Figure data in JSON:
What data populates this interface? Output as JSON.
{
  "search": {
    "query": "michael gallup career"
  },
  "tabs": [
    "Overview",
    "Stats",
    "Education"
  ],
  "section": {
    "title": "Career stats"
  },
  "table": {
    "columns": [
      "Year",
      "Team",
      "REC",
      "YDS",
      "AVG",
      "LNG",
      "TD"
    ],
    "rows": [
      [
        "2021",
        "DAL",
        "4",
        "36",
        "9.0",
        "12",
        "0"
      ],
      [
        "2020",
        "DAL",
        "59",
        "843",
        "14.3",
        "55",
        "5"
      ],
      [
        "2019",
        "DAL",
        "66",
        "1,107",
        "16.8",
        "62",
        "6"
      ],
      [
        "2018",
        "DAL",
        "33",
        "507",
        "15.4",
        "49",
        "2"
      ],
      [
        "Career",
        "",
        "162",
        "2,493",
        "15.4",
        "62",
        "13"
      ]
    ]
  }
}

Goal: Take the entries and copy them out exactly.

Solution for this problem:
What data populates this interface? Output as JSON.
{
  "search": {
    "query": "michael gallup career"
  },
  "tabs": [
    "Overview",
    "Stats",
    "Education"
  ],
  "section": {
    "title": "Career stats"
  },
  "table": {
    "columns": [
      "Year",
      "Team",
      "REC",
      "YDS",
      "AVG",
      "LNG",
      "TD"
    ],
    "rows": [
      [
        "2021",
        "DAL",
        "4",
        "36",
        "9.0",
        "12",
        "0"
      ],
      [
        "2020",
        "DAL",
        "59",
        "843",
        "14.3",
        "55",
        "5"
      ],
      [
        "2019",
        "DAL",
        "66",
        "1,107",
        "16.8",
        "62",
        "6"
      ],
      [
        "2018",
        "DAL",
        "33",
        "507",
        "15.4",
        "49",
        "2"
      ],
      [
        "Career",
        "",
        "162",
        "2,493",
        "15.4",
        "62",
        "13"
      ]
    ]
  }
}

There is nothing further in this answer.